(Extract provided)
Insurers must rethink handling of cyber attacks on states
The writer is a professor at Tufts and author of ‘Cybersecurity Policy’
The invasion of Ukraine earlier this year drew considerable global attention to the possibility that Russia might combine its physical attacks on the country with cyber attacks aimed at weakening critical infrastructure and information systems. Russia has had limited success, so far, in using such cyber attacks against Ukraine, but that hasn’t stopped those insurance companies that sell cyber-insurance policies from worrying that this could cost them billions of dollars — not only in Ukraine, but also in countries such as the US and the UK, where most cyber-insurance policies are sold.

(Entries shown)
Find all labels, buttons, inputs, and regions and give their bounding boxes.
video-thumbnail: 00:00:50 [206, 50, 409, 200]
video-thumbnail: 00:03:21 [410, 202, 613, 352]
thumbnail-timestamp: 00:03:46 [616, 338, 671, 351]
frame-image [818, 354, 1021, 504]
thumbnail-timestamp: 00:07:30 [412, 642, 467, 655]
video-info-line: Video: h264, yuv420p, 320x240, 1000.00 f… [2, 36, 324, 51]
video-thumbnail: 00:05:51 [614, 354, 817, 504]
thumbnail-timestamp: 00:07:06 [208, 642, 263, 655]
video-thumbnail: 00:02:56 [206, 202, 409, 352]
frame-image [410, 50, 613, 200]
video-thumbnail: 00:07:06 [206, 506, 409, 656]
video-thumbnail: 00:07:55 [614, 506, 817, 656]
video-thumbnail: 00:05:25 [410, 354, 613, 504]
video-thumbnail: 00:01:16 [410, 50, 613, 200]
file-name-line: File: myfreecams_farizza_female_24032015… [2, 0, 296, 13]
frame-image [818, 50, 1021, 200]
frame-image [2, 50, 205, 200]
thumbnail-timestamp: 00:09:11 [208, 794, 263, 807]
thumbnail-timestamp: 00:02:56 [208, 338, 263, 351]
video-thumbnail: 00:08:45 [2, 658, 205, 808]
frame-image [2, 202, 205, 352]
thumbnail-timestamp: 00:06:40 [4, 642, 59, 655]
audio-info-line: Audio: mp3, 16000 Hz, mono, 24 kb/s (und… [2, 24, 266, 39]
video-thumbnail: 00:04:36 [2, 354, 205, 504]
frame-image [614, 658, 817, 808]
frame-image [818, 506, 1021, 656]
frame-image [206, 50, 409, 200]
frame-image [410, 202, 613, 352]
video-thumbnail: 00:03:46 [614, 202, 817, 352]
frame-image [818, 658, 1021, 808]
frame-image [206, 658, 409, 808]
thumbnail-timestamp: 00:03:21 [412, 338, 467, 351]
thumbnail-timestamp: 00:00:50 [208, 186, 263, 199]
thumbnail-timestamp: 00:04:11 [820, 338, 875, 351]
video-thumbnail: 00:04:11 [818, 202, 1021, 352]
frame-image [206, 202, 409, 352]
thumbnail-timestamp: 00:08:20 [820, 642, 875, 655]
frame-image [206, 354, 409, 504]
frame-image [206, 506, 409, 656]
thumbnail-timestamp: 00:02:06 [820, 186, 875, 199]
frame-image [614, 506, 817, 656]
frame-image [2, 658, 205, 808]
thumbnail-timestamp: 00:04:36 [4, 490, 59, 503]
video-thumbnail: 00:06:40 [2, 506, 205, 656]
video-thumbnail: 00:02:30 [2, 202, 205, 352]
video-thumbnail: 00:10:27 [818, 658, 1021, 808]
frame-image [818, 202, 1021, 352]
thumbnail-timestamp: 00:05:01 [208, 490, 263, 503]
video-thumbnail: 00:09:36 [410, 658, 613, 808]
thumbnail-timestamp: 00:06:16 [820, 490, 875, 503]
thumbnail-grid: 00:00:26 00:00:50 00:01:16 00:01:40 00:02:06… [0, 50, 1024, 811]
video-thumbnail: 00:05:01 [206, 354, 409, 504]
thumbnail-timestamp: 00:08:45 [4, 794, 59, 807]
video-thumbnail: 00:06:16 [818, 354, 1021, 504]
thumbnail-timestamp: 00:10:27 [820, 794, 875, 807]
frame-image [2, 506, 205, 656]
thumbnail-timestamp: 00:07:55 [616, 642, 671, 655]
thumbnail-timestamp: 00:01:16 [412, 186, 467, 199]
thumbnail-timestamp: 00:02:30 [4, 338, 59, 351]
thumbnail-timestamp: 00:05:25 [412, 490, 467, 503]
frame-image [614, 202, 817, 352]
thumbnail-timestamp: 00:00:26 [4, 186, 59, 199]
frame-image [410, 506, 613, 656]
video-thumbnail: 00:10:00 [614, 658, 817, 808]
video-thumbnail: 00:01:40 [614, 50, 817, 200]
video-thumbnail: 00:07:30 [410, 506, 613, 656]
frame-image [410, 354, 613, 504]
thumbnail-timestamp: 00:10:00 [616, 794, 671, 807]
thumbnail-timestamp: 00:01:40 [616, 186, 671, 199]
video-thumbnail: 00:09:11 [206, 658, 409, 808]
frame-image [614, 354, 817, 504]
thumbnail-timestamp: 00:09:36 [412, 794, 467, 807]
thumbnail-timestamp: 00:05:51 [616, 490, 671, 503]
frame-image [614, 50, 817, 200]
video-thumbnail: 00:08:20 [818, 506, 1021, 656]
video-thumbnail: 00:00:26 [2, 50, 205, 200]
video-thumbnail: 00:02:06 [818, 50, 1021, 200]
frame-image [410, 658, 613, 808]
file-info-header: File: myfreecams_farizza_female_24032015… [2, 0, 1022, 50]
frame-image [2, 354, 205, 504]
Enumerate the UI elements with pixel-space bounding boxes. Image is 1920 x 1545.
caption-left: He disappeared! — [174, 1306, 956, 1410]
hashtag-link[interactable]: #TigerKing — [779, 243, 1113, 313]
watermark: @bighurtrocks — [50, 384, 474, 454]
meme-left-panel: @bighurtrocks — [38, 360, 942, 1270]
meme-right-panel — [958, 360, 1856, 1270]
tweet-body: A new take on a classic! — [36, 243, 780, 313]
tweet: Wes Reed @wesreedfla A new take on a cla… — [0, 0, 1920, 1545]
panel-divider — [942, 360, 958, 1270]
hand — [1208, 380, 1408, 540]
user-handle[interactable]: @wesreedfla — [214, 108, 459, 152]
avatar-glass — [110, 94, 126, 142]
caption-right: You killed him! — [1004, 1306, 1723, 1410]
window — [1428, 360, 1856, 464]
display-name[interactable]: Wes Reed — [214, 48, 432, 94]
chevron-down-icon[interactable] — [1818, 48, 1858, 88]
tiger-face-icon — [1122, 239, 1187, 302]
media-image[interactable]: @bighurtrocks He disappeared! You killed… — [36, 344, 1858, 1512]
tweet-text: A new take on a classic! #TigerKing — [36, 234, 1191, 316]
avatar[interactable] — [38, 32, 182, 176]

(Task set)
**A.** Answer these questions from the cyber-insurance article:
(i) At which university does the byline say the writer is a professor?
(ii) What book does the byline credit to the writer?
(iii) In which two countries does the article say most cyber-insurance policies are sold?
**B.** List every country named in the cyber-insurance article.
**C.** Carry on the article about insurers and cyber attacks on states, picking up right after its last sentence.

(Expected results)
**A.**
(i) Tufts
(ii) ‘Cybersecurity Policy’
(iii) The US and the UK

**B.** Ukraine, Russia, the US, the UK

**C.**
They have good reason to be worried: Russian cyber attacks have already cost insurers a great deal of money. Russia and its government has been widely blamed for the 2017 NotPetya attack that scrambled data from the computer systems of companies in more than 60 countries. These spanned industries from energy to shipping, forcing many of them to shut down operations for several days. The White House estimated that the NotPetya malware ultimately caused more than $10bn in damage and later referred to it as “the most destructive and costly cyber attack in history”.
In the aftermath of NotPetya, some insurers denied claims for the resulting costs on the grounds that the attack was a “warlike act” because a government was behind it. Since many insurance policies exclude coverage for acts of war, the insurers reasoned that this same exclusion should apply to acts of cyber war or state-sponsored cyber attacks.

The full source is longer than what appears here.